§ **PROVIDED PASSAGE**:
Video premiere: "The Mystery of the World" according to Julia Dawson Clockwise from top left: composer Scott Ordway (photo: Amanda Greene); mezzo-soprano Julia Dawson (photo: Cacao Produccines), and pianist Anna Naretto (photo: Evelyn Fay).

Video premiere: "The Mystery of the World" according to Julia Dawson

John Hohmann

Julia Dawson speaks with enthusiasm and commitment when the subject of Girl In The Snow comes up. The mezzo-soprano talks with equal zeal about the evolution of the video following the work’s 2018 premiere in Frankfurt and the potential role of video in building audiences for opera. She also offered a few insights into the song-cycle’s mysteries.

Scott Ordway and Dawson were friends from her student days in Philadelphia at the Academy of Vocal Arts. Inviting her to premiere Girl In The Snow, he must have known how perfect her voice would be for the work. Dawson jumped at the chance, contacted pianist Anna Naretto, whom she terms “a great collaborative artist”, and the work premiered on a chamber series in Frankfurt in 2018. Ordway attended, and that is when the group connected with Alex Brusencev, the audio engineer recording the concert, who would later produce the album for Acis.

Dataset records:
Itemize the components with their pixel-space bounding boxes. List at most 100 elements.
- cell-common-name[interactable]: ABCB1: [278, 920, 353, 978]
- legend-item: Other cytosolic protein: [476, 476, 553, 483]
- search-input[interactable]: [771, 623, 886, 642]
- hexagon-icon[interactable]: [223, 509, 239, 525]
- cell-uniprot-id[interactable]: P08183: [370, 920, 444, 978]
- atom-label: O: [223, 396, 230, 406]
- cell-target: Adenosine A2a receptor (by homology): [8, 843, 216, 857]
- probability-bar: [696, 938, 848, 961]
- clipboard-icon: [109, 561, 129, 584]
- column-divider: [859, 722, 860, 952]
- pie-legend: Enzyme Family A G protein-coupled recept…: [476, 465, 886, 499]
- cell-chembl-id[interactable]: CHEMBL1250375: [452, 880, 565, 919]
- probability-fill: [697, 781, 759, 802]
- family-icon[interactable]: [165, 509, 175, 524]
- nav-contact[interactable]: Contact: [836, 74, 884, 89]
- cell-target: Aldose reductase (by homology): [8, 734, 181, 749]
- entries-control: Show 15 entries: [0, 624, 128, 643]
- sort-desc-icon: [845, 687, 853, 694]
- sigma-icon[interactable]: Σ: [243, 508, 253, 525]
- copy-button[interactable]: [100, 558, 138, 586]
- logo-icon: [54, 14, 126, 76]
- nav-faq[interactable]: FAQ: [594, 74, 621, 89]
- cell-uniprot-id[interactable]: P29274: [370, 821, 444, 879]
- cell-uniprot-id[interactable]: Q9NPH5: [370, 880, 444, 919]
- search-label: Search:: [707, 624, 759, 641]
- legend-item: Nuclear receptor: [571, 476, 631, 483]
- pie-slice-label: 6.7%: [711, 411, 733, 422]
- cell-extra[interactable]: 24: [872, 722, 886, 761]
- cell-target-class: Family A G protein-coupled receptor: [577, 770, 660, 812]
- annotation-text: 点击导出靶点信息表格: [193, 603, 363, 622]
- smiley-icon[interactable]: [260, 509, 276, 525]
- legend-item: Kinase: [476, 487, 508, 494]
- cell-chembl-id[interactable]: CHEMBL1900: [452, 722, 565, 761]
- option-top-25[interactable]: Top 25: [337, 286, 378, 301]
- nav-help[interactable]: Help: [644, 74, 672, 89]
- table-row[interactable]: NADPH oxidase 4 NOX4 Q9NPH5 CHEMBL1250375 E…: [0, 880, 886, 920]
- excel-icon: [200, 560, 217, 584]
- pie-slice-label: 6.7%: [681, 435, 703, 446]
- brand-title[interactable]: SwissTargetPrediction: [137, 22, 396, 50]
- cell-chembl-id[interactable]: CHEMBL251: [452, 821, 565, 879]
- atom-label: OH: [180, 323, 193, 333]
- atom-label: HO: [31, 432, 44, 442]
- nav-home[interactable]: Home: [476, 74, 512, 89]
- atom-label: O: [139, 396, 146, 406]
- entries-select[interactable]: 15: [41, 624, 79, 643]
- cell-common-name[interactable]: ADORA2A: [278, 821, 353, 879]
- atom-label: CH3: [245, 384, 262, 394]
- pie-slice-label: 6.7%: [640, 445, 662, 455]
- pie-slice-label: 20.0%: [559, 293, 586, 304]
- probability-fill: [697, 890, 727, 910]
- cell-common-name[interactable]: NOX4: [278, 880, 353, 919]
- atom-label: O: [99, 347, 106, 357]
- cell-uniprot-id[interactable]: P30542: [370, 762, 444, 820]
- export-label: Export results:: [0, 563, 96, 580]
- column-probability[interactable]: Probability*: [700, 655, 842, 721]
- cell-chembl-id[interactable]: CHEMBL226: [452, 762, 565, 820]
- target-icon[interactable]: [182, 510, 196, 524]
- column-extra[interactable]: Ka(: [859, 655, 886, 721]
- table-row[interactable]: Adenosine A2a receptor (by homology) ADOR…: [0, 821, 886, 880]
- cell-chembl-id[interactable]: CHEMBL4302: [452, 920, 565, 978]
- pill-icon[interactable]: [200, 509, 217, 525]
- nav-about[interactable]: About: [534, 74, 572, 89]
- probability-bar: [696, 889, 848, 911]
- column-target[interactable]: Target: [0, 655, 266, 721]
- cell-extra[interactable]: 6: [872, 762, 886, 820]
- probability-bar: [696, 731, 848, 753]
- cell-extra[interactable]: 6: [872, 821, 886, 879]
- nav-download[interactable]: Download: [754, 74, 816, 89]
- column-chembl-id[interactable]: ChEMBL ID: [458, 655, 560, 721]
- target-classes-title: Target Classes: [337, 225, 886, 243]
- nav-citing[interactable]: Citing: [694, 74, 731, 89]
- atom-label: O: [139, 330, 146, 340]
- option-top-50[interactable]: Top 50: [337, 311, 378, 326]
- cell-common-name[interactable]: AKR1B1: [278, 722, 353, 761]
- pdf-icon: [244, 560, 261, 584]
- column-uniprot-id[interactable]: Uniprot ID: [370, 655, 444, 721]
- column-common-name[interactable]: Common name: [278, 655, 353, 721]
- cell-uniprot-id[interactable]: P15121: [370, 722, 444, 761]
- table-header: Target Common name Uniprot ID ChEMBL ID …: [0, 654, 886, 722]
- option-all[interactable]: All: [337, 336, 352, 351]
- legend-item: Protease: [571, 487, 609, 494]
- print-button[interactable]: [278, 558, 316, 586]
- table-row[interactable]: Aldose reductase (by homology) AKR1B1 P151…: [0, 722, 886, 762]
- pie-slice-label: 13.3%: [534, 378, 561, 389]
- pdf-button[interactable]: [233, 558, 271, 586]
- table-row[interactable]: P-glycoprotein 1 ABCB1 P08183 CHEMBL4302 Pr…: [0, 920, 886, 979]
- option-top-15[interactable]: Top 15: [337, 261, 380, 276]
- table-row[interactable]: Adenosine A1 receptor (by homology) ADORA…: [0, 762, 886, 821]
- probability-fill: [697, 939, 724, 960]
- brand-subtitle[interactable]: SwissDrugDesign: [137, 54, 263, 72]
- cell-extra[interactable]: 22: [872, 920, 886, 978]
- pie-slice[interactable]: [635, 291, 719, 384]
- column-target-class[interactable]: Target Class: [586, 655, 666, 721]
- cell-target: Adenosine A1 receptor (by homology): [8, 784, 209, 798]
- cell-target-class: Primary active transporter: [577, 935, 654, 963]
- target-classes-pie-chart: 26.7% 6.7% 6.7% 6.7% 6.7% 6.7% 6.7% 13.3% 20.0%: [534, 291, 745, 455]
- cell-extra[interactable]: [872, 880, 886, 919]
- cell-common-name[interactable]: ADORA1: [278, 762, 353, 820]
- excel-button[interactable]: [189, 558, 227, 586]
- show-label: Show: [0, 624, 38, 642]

§ **WHAT YOU WILL DO**:
1. Translate this sentence from the text on Julia Dawson's video premiere into Spanish: "Scott Ordway and Dawson were friends from her student days in Philadelphia at the Academy of Vocal Arts."
2. In the Julia Dawson text, swap "zeal" for "passion" and write out the part that begins at "Julia Dawson speaks" and stops after "the song-cycle’s mysteries.".

§ **OUTPUTS IN ORDER**:
1. Scott Ordway y Dawson eran amigos desde la época de estudiante de ella en Filadelfia, en la Academy of Vocal Arts.

2.
Julia Dawson speaks with enthusiasm and commitment when the subject of Girl In The Snow comes up. The mezzo-soprano talks with equal passion about the evolution of the video following the work’s 2018 premiere in Frankfurt and the potential role of video in building audiences for opera. She also offered a few insights into the song-cycle’s mysteries.